Begin

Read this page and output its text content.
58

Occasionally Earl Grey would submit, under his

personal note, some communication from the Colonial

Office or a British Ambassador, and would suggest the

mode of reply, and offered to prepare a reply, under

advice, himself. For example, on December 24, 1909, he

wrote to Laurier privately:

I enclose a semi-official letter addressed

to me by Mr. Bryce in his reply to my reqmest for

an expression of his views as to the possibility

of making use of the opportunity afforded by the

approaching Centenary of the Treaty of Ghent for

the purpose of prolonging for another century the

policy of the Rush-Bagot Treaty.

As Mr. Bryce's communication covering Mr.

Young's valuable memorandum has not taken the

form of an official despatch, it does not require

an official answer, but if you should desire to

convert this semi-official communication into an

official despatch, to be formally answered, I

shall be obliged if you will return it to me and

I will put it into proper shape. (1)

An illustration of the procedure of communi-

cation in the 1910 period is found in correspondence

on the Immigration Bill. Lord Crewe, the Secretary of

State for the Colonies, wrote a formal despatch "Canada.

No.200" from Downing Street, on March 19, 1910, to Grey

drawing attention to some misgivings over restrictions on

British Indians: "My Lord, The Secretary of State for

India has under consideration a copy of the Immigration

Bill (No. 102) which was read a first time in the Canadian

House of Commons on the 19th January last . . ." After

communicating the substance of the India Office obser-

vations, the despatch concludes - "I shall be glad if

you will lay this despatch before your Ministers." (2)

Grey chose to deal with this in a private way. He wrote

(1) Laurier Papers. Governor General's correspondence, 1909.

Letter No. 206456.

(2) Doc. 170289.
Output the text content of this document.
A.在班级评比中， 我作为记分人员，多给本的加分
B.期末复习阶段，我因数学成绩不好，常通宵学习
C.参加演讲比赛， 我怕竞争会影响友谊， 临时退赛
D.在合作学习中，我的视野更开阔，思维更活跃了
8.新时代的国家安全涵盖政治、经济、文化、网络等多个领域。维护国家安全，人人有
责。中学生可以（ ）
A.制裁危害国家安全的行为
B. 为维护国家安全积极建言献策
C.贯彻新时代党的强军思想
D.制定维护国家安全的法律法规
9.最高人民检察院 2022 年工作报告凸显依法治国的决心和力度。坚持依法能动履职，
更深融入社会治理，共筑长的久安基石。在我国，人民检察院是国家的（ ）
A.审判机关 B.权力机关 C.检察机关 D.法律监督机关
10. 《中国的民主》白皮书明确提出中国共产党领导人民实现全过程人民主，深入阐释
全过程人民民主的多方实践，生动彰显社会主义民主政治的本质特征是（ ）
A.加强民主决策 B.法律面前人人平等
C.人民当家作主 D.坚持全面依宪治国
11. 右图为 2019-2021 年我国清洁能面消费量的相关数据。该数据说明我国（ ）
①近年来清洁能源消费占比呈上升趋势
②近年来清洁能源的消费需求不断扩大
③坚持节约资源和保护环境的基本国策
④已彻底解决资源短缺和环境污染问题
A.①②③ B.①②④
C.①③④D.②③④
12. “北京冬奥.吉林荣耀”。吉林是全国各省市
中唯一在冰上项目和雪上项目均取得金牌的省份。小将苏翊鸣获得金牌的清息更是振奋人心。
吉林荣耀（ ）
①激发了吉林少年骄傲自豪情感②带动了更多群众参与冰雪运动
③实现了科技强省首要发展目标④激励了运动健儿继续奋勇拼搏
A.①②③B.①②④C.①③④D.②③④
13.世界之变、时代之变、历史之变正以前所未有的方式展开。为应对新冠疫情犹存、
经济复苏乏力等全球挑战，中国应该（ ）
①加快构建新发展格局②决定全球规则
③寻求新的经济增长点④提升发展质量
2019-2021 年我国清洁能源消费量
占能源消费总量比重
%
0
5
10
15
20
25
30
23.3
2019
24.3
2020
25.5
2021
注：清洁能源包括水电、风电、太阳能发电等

End

Your task: Produce an exact copy of every entry above.

Answer below:
Read this page and output its text content.
58

Occasionally Earl Grey would submit, under his

personal note, some communication from the Colonial

Office or a British Ambassador, and would suggest the

mode of reply, and offered to prepare a reply, under

advice, himself. For example, on December 24, 1909, he

wrote to Laurier privately:

I enclose a semi-official letter addressed

to me by Mr. Bryce in his reply to my reqmest for

an expression of his views as to the possibility

of making use of the opportunity afforded by the

approaching Centenary of the Treaty of Ghent for

the purpose of prolonging for another century the

policy of the Rush-Bagot Treaty.

As Mr. Bryce's communication covering Mr.

Young's valuable memorandum has not taken the

form of an official despatch, it does not require

an official answer, but if you should desire to

convert this semi-official communication into an

official despatch, to be formally answered, I

shall be obliged if you will return it to me and

I will put it into proper shape. (1)

An illustration of the procedure of communi-

cation in the 1910 period is found in correspondence

on the Immigration Bill. Lord Crewe, the Secretary of

State for the Colonies, wrote a formal despatch "Canada.

No.200" from Downing Street, on March 19, 1910, to Grey

drawing attention to some misgivings over restrictions on

British Indians: "My Lord, The Secretary of State for

India has under consideration a copy of the Immigration

Bill (No. 102) which was read a first time in the Canadian

House of Commons on the 19th January last . . ." After

communicating the substance of the India Office obser-

vations, the despatch concludes - "I shall be glad if

you will lay this despatch before your Ministers." (2)

Grey chose to deal with this in a private way. He wrote

(1) Laurier Papers. Governor General's correspondence, 1909.

Letter No. 206456.

(2) Doc. 170289.
Output the text content of this document.
A.在班级评比中， 我作为记分人员，多给本的加分
B.期末复习阶段，我因数学成绩不好，常通宵学习
C.参加演讲比赛， 我怕竞争会影响友谊， 临时退赛
D.在合作学习中，我的视野更开阔，思维更活跃了
8.新时代的国家安全涵盖政治、经济、文化、网络等多个领域。维护国家安全，人人有
责。中学生可以（ ）
A.制裁危害国家安全的行为
B. 为维护国家安全积极建言献策
C.贯彻新时代党的强军思想
D.制定维护国家安全的法律法规
9.最高人民检察院 2022 年工作报告凸显依法治国的决心和力度。坚持依法能动履职，
更深融入社会治理，共筑长的久安基石。在我国，人民检察院是国家的（ ）
A.审判机关 B.权力机关 C.检察机关 D.法律监督机关
10. 《中国的民主》白皮书明确提出中国共产党领导人民实现全过程人民主，深入阐释
全过程人民民主的多方实践，生动彰显社会主义民主政治的本质特征是（ ）
A.加强民主决策 B.法律面前人人平等
C.人民当家作主 D.坚持全面依宪治国
11. 右图为 2019-2021 年我国清洁能面消费量的相关数据。该数据说明我国（ ）
①近年来清洁能源消费占比呈上升趋势
②近年来清洁能源的消费需求不断扩大
③坚持节约资源和保护环境的基本国策
④已彻底解决资源短缺和环境污染问题
A.①②③ B.①②④
C.①③④D.②③④
12. “北京冬奥.吉林荣耀”。吉林是全国各省市
中唯一在冰上项目和雪上项目均取得金牌的省份。小将苏翊鸣获得金牌的清息更是振奋人心。
吉林荣耀（ ）
①激发了吉林少年骄傲自豪情感②带动了更多群众参与冰雪运动
③实现了科技强省首要发展目标④激励了运动健儿继续奋勇拼搏
A.①②③B.①②④C.①③④D.②③④
13.世界之变、时代之变、历史之变正以前所未有的方式展开。为应对新冠疫情犹存、
经济复苏乏力等全球挑战，中国应该（ ）
①加快构建新发展格局②决定全球规则
③寻求新的经济增长点④提升发展质量
2019-2021 年我国清洁能源消费量
占能源消费总量比重
%
0
5
10
15
20
25
30
23.3
2019
24.3
2020
25.5
2021
注：清洁能源包括水电、风电、太阳能发电等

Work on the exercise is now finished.